Supplied data:
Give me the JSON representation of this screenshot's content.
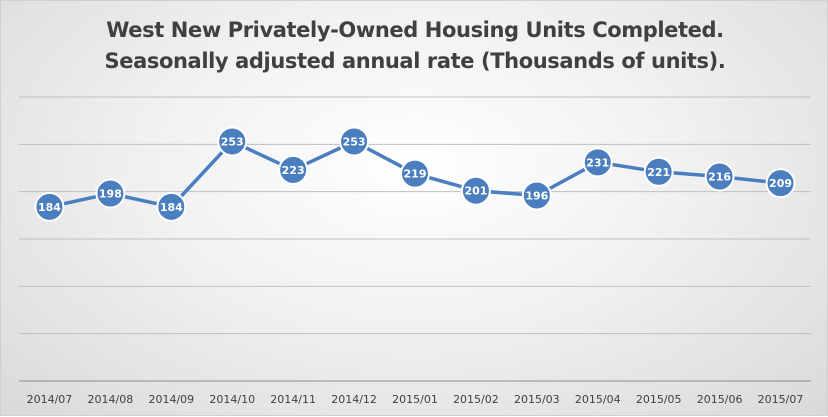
{
  "chart_data": {
    "type": "line",
    "title": "West New Privately-Owned Housing Units Completed.",
    "subtitle": "Seasonally adjusted annual rate (Thousands of units).",
    "categories": [
      "2014/07",
      "2014/08",
      "2014/09",
      "2014/10",
      "2014/11",
      "2014/12",
      "2015/01",
      "2015/02",
      "2015/03",
      "2015/04",
      "2015/05",
      "2015/06",
      "2015/07"
    ],
    "series": [
      {
        "values": [
          184,
          198,
          184,
          253,
          223,
          253,
          219,
          201,
          196,
          231,
          221,
          216,
          209
        ],
        "color": "#4a7ebf"
      }
    ],
    "ylim": [
      0,
      300
    ],
    "ytick_step": 50,
    "y_tick_labels_shown": false,
    "gridlines": true,
    "data_labels": true,
    "legend": "none"
  }
}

What is asked: Make an exact copy of the data above, pictures excluded.

Final result:
Give me the JSON representation of this screenshot's content.
{
  "chart_data": {
    "type": "line",
    "title": "West New Privately-Owned Housing Units Completed.",
    "subtitle": "Seasonally adjusted annual rate (Thousands of units).",
    "categories": [
      "2014/07",
      "2014/08",
      "2014/09",
      "2014/10",
      "2014/11",
      "2014/12",
      "2015/01",
      "2015/02",
      "2015/03",
      "2015/04",
      "2015/05",
      "2015/06",
      "2015/07"
    ],
    "series": [
      {
        "values": [
          184,
          198,
          184,
          253,
          223,
          253,
          219,
          201,
          196,
          231,
          221,
          216,
          209
        ],
        "color": "#4a7ebf"
      }
    ],
    "ylim": [
      0,
      300
    ],
    "ytick_step": 50,
    "y_tick_labels_shown": false,
    "gridlines": true,
    "data_labels": true,
    "legend": "none"
  }
}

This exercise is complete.